Problem to solve:
Nothing may be dropped or altered: reproduce all the data.

Dataset:
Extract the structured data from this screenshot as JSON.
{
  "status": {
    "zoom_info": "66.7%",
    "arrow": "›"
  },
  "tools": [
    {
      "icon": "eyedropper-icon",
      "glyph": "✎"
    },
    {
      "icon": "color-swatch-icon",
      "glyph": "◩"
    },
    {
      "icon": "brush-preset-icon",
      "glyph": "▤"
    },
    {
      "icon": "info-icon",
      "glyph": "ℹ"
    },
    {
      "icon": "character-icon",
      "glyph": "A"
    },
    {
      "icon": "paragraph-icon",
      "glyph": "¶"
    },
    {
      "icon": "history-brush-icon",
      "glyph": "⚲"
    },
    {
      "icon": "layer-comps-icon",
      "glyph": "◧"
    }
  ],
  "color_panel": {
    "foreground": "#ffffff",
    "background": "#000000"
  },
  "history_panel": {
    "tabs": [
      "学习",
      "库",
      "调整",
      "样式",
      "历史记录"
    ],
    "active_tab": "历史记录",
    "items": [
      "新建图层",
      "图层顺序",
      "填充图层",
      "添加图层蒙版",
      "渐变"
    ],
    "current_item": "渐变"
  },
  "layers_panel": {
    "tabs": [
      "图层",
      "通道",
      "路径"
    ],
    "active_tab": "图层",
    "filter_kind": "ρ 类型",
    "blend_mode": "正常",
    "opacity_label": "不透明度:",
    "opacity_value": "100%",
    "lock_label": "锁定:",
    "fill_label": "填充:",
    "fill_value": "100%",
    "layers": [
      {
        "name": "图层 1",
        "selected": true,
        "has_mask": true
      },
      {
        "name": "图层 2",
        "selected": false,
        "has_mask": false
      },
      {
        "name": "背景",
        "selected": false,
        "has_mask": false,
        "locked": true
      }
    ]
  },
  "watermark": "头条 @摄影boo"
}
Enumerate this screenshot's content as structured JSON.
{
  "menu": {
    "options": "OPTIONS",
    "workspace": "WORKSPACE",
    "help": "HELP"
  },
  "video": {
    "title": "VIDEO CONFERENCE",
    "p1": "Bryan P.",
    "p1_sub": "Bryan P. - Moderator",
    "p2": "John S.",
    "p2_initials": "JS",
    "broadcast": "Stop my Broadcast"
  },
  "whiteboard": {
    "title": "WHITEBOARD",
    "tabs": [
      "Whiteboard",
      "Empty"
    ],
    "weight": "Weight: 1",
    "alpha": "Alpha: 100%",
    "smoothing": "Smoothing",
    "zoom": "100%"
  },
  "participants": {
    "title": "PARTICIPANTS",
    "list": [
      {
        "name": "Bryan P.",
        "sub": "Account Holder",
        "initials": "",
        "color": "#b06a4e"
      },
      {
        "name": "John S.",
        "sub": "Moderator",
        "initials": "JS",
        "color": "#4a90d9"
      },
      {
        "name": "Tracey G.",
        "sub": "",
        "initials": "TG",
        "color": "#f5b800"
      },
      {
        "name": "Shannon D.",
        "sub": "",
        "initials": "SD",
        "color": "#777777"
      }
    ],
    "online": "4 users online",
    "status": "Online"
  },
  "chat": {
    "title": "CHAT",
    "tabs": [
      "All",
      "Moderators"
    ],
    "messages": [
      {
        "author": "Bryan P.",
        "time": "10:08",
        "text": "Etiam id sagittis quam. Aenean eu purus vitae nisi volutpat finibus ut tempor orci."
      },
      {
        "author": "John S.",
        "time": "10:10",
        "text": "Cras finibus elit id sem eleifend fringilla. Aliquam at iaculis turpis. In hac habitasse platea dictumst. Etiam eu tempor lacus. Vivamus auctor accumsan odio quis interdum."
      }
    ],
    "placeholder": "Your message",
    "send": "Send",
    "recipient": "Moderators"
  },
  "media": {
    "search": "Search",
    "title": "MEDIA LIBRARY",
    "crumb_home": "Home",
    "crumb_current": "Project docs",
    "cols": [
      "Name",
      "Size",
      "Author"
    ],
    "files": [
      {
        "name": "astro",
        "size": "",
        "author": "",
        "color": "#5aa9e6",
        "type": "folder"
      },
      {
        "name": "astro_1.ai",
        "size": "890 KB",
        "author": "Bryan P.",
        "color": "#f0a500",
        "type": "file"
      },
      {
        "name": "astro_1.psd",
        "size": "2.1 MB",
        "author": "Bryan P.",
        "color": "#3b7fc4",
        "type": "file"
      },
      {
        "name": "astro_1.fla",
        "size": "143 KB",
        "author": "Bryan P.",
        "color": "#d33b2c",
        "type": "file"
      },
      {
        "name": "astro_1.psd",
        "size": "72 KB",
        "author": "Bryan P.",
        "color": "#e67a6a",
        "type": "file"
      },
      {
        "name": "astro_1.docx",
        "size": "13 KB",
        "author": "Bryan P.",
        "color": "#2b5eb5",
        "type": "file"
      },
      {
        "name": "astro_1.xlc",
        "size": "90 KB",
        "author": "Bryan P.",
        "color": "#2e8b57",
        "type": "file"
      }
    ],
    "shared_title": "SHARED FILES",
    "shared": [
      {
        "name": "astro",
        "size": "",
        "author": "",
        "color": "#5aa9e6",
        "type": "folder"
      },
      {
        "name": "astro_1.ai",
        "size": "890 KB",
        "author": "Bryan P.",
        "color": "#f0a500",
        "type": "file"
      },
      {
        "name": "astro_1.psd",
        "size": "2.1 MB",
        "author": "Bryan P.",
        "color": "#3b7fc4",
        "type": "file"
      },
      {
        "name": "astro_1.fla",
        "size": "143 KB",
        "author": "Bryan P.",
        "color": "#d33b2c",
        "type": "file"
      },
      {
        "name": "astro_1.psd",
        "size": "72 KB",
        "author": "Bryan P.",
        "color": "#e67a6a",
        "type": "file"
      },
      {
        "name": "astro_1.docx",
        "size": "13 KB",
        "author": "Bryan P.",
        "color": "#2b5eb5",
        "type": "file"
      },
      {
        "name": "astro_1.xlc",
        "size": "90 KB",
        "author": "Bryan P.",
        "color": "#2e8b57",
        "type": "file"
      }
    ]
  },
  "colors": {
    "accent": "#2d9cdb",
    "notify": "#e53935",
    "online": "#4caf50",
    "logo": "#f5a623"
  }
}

Solution for this exercise:
Extract the structured data from this screenshot as JSON.
{
  "status": {
    "zoom_info": "66.7%",
    "arrow": "›"
  },
  "tools": [
    {
      "icon": "eyedropper-icon",
      "glyph": "✎"
    },
    {
      "icon": "color-swatch-icon",
      "glyph": "◩"
    },
    {
      "icon": "brush-preset-icon",
      "glyph": "▤"
    },
    {
      "icon": "info-icon",
      "glyph": "ℹ"
    },
    {
      "icon": "character-icon",
      "glyph": "A"
    },
    {
      "icon": "paragraph-icon",
      "glyph": "¶"
    },
    {
      "icon": "history-brush-icon",
      "glyph": "⚲"
    },
    {
      "icon": "layer-comps-icon",
      "glyph": "◧"
    }
  ],
  "color_panel": {
    "foreground": "#ffffff",
    "background": "#000000"
  },
  "history_panel": {
    "tabs": [
      "学习",
      "库",
      "调整",
      "样式",
      "历史记录"
    ],
    "active_tab": "历史记录",
    "items": [
      "新建图层",
      "图层顺序",
      "填充图层",
      "添加图层蒙版",
      "渐变"
    ],
    "current_item": "渐变"
  },
  "layers_panel": {
    "tabs": [
      "图层",
      "通道",
      "路径"
    ],
    "active_tab": "图层",
    "filter_kind": "ρ 类型",
    "blend_mode": "正常",
    "opacity_label": "不透明度:",
    "opacity_value": "100%",
    "lock_label": "锁定:",
    "fill_label": "填充:",
    "fill_value": "100%",
    "layers": [
      {
        "name": "图层 1",
        "selected": true,
        "has_mask": true
      },
      {
        "name": "图层 2",
        "selected": false,
        "has_mask": false
      },
      {
        "name": "背景",
        "selected": false,
        "has_mask": false,
        "locked": true
      }
    ]
  },
  "watermark": "头条 @摄影boo"
}
Enumerate this screenshot's content as structured JSON.
{
  "menu": {
    "options": "OPTIONS",
    "workspace": "WORKSPACE",
    "help": "HELP"
  },
  "video": {
    "title": "VIDEO CONFERENCE",
    "p1": "Bryan P.",
    "p1_sub": "Bryan P. - Moderator",
    "p2": "John S.",
    "p2_initials": "JS",
    "broadcast": "Stop my Broadcast"
  },
  "whiteboard": {
    "title": "WHITEBOARD",
    "tabs": [
      "Whiteboard",
      "Empty"
    ],
    "weight": "Weight: 1",
    "alpha": "Alpha: 100%",
    "smoothing": "Smoothing",
    "zoom": "100%"
  },
  "participants": {
    "title": "PARTICIPANTS",
    "list": [
      {
        "name": "Bryan P.",
        "sub": "Account Holder",
        "initials": "",
        "color": "#b06a4e"
      },
      {
        "name": "John S.",
        "sub": "Moderator",
        "initials": "JS",
        "color": "#4a90d9"
      },
      {
        "name": "Tracey G.",
        "sub": "",
        "initials": "TG",
        "color": "#f5b800"
      },
      {
        "name": "Shannon D.",
        "sub": "",
        "initials": "SD",
        "color": "#777777"
      }
    ],
    "online": "4 users online",
    "status": "Online"
  },
  "chat": {
    "title": "CHAT",
    "tabs": [
      "All",
      "Moderators"
    ],
    "messages": [
      {
        "author": "Bryan P.",
        "time": "10:08",
        "text": "Etiam id sagittis quam. Aenean eu purus vitae nisi volutpat finibus ut tempor orci."
      },
      {
        "author": "John S.",
        "time": "10:10",
        "text": "Cras finibus elit id sem eleifend fringilla. Aliquam at iaculis turpis. In hac habitasse platea dictumst. Etiam eu tempor lacus. Vivamus auctor accumsan odio quis interdum."
      }
    ],
    "placeholder": "Your message",
    "send": "Send",
    "recipient": "Moderators"
  },
  "media": {
    "search": "Search",
    "title": "MEDIA LIBRARY",
    "crumb_home": "Home",
    "crumb_current": "Project docs",
    "cols": [
      "Name",
      "Size",
      "Author"
    ],
    "files": [
      {
        "name": "astro",
        "size": "",
        "author": "",
        "color": "#5aa9e6",
        "type": "folder"
      },
      {
        "name": "astro_1.ai",
        "size": "890 KB",
        "author": "Bryan P.",
        "color": "#f0a500",
        "type": "file"
      },
      {
        "name": "astro_1.psd",
        "size": "2.1 MB",
        "author": "Bryan P.",
        "color": "#3b7fc4",
        "type": "file"
      },
      {
        "name": "astro_1.fla",
        "size": "143 KB",
        "author": "Bryan P.",
        "color": "#d33b2c",
        "type": "file"
      },
      {
        "name": "astro_1.psd",
        "size": "72 KB",
        "author": "Bryan P.",
        "color": "#e67a6a",
        "type": "file"
      },
      {
        "name": "astro_1.docx",
        "size": "13 KB",
        "author": "Bryan P.",
        "color": "#2b5eb5",
        "type": "file"
      },
      {
        "name": "astro_1.xlc",
        "size": "90 KB",
        "author": "Bryan P.",
        "color": "#2e8b57",
        "type": "file"
      }
    ],
    "shared_title": "SHARED FILES",
    "shared": [
      {
        "name": "astro",
        "size": "",
        "author": "",
        "color": "#5aa9e6",
        "type": "folder"
      },
      {
        "name": "astro_1.ai",
        "size": "890 KB",
        "author": "Bryan P.",
        "color": "#f0a500",
        "type": "file"
      },
      {
        "name": "astro_1.psd",
        "size": "2.1 MB",
        "author": "Bryan P.",
        "color": "#3b7fc4",
        "type": "file"
      },
      {
        "name": "astro_1.fla",
        "size": "143 KB",
        "author": "Bryan P.",
        "color": "#d33b2c",
        "type": "file"
      },
      {
        "name": "astro_1.psd",
        "size": "72 KB",
        "author": "Bryan P.",
        "color": "#e67a6a",
        "type": "file"
      },
      {
        "name": "astro_1.docx",
        "size": "13 KB",
        "author": "Bryan P.",
        "color": "#2b5eb5",
        "type": "file"
      },
      {
        "name": "astro_1.xlc",
        "size": "90 KB",
        "author": "Bryan P.",
        "color": "#2e8b57",
        "type": "file"
      }
    ]
  },
  "colors": {
    "accent": "#2d9cdb",
    "notify": "#e53935",
    "online": "#4caf50",
    "logo": "#f5a623"
  }
}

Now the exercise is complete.